Diario (terza e ultima parte)

da | Apr 1, 2013 | Senza categoria

1 gennaio 2013

Il cambiamento di anno porta sempre con sé qualcosa di sconcertante. Sento il bisogno di colmare un horror vacui scaturito al pensiero dei dodici mesi da riempire e dell’eterno re-inizio, così mi dirigo di buon’ora verso l’Amoeba Music sul Sunset Boulevard, il negozio di dischi più mastodontico che mi sia mai capitato d’incontrare. Segretamente ho anche voglia di cercare l’album che, secondo D.T. Max, DFW amava più di ogni altro, almeno in quella che dovette essere la sua fase personale di solidificazione-del-magma-della-personalità: una vecchia produzione di Brian Eno dal titolo Another Green World.

All’Amoeba Music, di fronte a un’ostensione così spropositata di compact-disc, vinili, bootleg rarissimi, cofanetti in edizione limitata e, sì, perfino obsoleti nastri magnetici, non resisto più di quindici minuti (la possibilità di comprare dischi provoca in me un incontenibile stimolo fisico localizzato nel basso addome, simulacro dello stesso che mi prendeva nella fase di solidificazione-magma ogni volta che entravo in un negozio di musica: tale era la bramosia). Perciò afferro Another Green World, insieme a una manciata di altri CD scelti troppo frettolosamente, e fuggo verso l’albergo.

Quando ascolto il disco di Brian Eno in automobile, alcune ore dopo, mi annoio, lo trovo datato e un po’ algido. Un’altra cosa che, dopo un certo numero di anni e di esplorazioni analoghe, dovrei avere imparato: non è affatto scontato che i riferimenti dei tuoi riferimenti diventino tali anche per te, allo stesso modo in cui non è detto che gli amici della tua fidanzata ti vadano a genio. Anzi, saggezza popolare vuole che succeda proprio il contrario.

2 gennaio 2013

Nel suo pseudo-mémoire, oltre al codice fiscale, DFW aveva riportato per intero anche il suo indirizzo. Mi chiedo se, nel corso delle innumerevoli riletture che lo attendevano, avrebbe cautamente cancellato il dettaglio – in ogni caso non ne ha avuto il tempo. Durante un’incursione dentro una Books Inc. su California Street, a San Francisco, ho ritrovato la pagina del Re pallido dove è scritto l’indirizzo – 725 Indian Hill Blvd., Claremont –, l’ho ricopiato sul retro di un ticket di parcheggio.

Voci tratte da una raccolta
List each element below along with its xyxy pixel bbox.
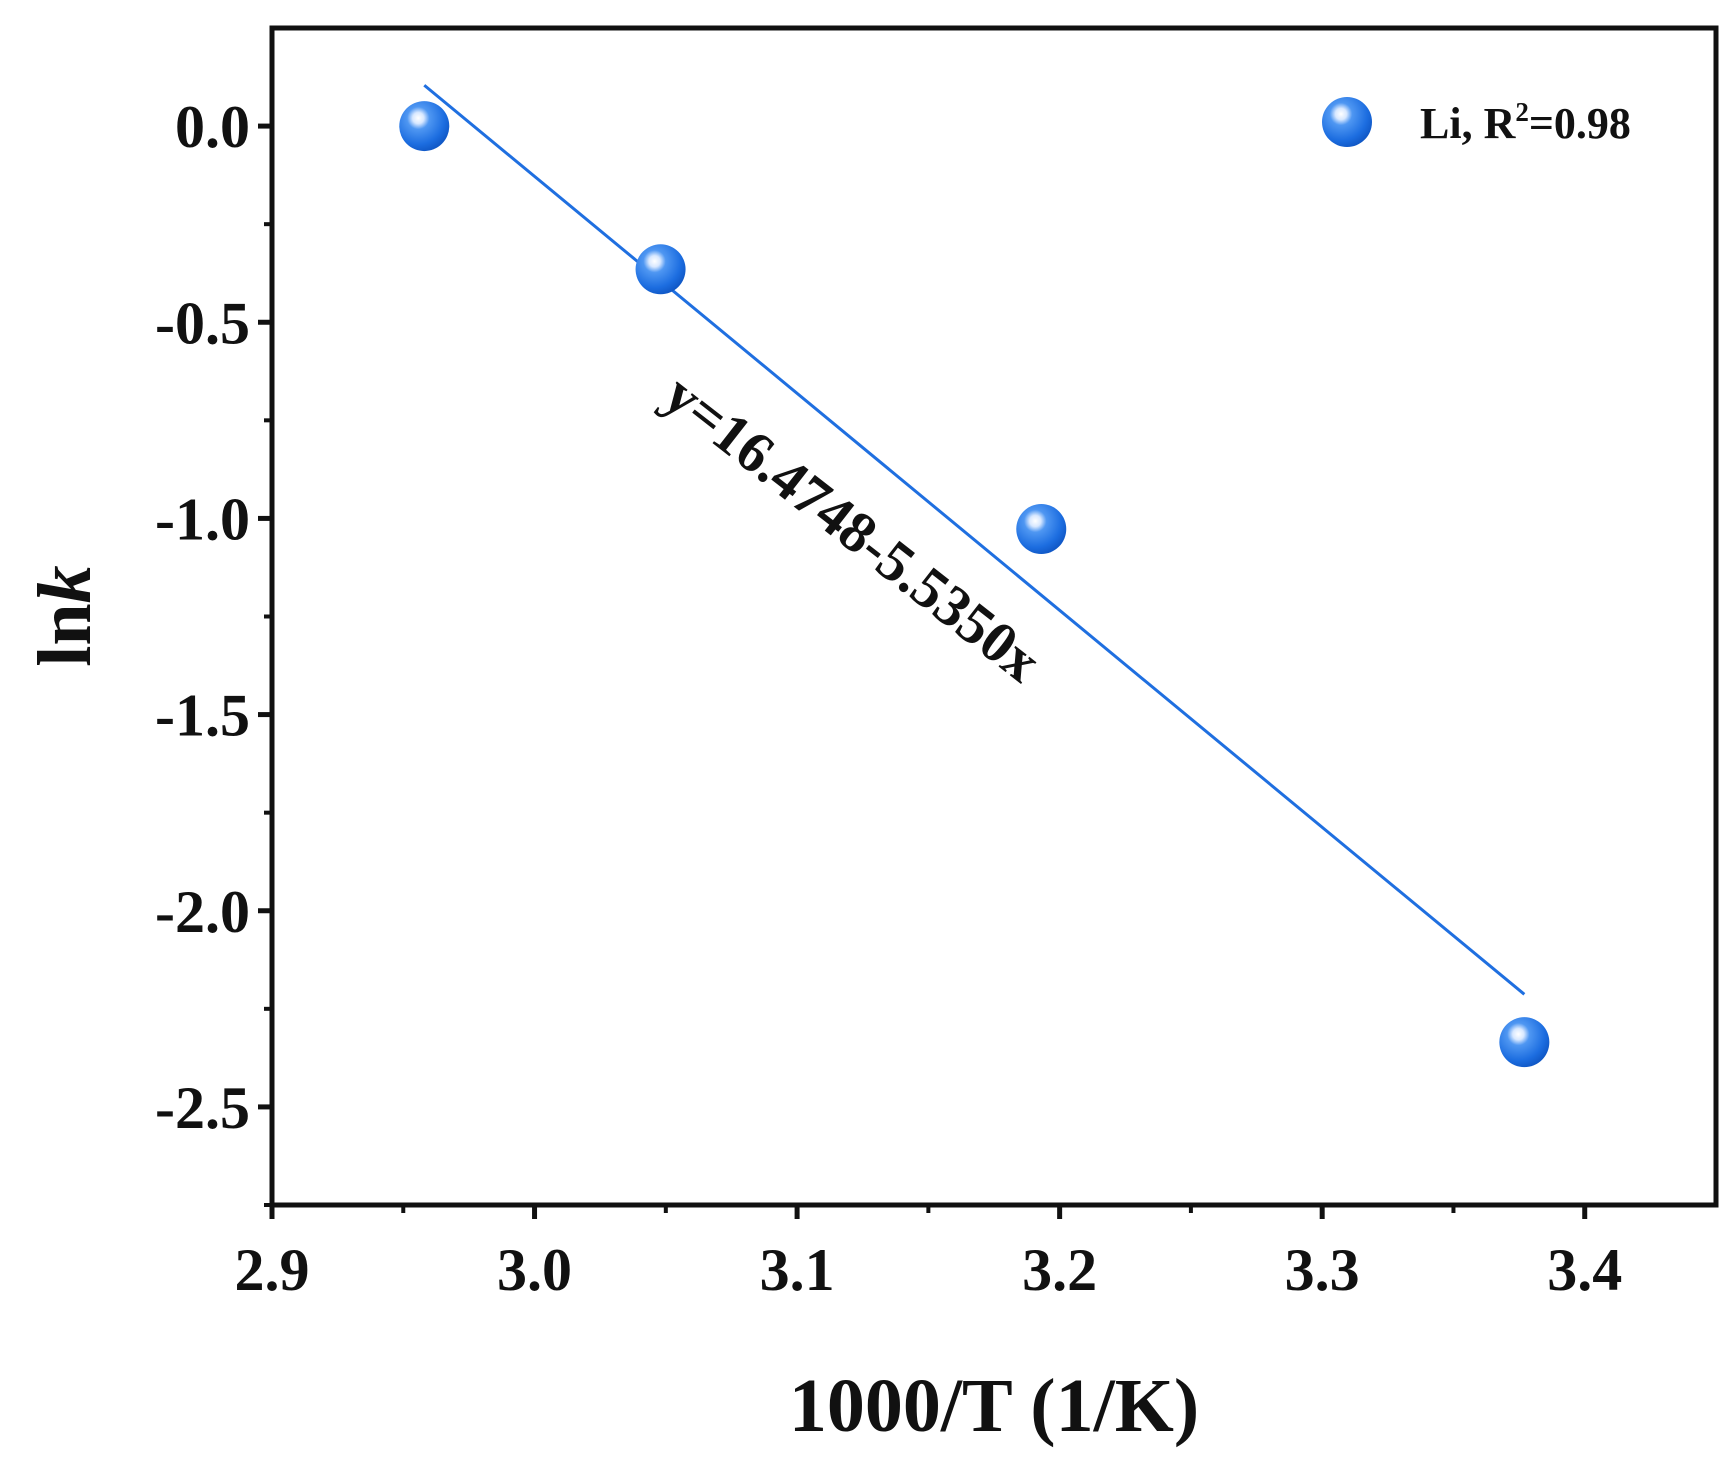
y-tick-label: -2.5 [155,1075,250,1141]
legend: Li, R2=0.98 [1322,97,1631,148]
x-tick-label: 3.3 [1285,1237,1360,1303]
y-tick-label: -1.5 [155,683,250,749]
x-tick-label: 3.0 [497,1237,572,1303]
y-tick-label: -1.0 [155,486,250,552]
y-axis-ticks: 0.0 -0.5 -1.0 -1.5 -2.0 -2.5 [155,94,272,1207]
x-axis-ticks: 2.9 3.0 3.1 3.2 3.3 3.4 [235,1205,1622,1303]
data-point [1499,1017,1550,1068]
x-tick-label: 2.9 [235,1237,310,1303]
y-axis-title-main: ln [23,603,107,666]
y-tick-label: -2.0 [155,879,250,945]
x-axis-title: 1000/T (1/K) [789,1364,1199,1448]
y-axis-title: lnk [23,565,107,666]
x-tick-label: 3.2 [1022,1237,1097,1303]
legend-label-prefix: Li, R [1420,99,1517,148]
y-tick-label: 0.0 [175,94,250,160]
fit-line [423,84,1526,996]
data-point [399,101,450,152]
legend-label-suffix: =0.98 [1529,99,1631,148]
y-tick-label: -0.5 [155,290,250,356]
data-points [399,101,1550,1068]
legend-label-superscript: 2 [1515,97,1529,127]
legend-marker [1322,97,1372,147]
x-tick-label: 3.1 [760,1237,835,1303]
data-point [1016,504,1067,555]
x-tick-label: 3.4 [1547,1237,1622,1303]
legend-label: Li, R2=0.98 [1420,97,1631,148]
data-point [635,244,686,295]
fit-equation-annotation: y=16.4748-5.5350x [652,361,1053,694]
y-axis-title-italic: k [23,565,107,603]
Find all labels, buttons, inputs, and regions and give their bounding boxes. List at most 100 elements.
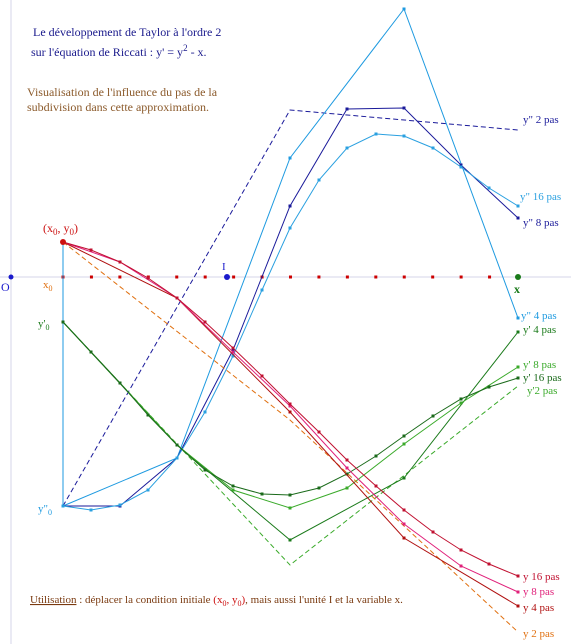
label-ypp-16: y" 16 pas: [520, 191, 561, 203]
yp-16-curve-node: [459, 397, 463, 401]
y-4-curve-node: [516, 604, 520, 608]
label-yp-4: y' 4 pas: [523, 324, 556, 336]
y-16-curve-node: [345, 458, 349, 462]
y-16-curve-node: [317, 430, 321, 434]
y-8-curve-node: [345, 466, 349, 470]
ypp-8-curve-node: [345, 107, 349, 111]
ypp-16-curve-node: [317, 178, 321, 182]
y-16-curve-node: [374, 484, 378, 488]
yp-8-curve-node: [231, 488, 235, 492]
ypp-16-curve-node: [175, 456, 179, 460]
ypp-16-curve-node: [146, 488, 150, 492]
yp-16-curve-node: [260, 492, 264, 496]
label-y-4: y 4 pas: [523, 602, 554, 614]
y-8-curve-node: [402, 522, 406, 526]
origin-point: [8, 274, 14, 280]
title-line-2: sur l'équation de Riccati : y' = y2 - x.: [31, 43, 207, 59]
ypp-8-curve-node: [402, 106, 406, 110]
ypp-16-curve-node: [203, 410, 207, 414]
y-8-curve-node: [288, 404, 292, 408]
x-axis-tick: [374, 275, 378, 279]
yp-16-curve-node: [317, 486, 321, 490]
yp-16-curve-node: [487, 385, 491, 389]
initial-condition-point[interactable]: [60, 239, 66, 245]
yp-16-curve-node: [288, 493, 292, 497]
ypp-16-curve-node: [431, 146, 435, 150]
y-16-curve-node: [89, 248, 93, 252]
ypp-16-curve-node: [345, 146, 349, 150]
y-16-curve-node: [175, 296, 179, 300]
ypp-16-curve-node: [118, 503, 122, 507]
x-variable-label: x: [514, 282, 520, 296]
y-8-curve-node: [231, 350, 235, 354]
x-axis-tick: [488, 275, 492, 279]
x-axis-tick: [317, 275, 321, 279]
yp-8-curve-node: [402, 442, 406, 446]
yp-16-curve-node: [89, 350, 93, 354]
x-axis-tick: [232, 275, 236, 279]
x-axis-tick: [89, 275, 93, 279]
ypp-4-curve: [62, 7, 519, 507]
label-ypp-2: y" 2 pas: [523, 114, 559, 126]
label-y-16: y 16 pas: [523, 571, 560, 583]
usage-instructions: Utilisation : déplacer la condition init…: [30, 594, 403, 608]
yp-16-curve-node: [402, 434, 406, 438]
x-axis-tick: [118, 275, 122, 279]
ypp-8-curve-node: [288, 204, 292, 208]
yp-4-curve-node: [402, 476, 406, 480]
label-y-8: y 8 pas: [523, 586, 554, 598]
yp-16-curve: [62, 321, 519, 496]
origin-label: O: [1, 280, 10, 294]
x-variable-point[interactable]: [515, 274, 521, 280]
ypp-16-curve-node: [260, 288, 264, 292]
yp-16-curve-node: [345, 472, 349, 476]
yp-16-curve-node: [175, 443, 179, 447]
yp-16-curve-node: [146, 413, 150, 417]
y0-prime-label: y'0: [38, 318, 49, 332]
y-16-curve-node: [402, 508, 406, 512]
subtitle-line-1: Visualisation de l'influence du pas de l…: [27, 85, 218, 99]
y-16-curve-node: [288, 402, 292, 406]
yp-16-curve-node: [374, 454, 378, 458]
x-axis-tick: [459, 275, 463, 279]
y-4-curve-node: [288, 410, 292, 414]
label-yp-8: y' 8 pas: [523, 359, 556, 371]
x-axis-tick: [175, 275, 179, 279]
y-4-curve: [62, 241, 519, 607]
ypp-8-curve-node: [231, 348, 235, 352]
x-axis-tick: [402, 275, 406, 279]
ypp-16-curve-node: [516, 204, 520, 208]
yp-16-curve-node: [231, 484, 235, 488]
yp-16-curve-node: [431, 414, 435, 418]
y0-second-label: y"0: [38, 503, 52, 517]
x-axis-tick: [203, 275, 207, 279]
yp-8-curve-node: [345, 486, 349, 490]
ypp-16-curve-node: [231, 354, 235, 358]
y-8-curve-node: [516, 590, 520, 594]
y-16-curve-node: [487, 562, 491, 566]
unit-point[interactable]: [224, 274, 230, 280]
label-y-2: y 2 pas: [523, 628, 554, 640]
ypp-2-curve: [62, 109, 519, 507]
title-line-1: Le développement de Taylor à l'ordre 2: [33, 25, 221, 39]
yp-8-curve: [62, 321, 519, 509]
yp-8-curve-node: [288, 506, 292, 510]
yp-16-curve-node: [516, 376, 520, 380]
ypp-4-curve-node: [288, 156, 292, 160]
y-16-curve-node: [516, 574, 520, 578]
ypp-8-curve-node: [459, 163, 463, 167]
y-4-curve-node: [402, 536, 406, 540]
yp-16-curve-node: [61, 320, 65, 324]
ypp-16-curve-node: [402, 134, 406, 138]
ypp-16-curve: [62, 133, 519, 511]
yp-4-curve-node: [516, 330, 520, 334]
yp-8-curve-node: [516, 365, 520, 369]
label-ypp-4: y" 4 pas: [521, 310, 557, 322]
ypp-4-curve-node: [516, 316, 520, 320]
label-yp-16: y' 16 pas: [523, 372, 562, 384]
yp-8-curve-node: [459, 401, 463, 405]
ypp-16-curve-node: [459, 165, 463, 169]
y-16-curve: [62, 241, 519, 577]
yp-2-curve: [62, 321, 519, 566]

#### Compito da svolgere:
Riscrivi in forma più concisa il paragrafo del diario che comincia con «All’Amoeba Music, di fronte a», mantenendone i fatti principali. I record non hanno alcun legame con il diario.

#### Risultato del compito:
All’Amoeba Music, davanti a un’enorme offerta di CD, vinili, bootleg rarissimi, cofanetti in edizione limitata e perfino vecchi nastri magnetici, resisto non più di quindici minuti. La possibilità di comprare dischi mi provoca infatti uno stimolo fisico nel basso addome, come quello che, per bramosia, sentivo nella fase di solidificazione-magma entrando in un negozio di musica. Prendo quindi Another Green World e altri CD scelti troppo in fretta, e fuggo verso l’albergo.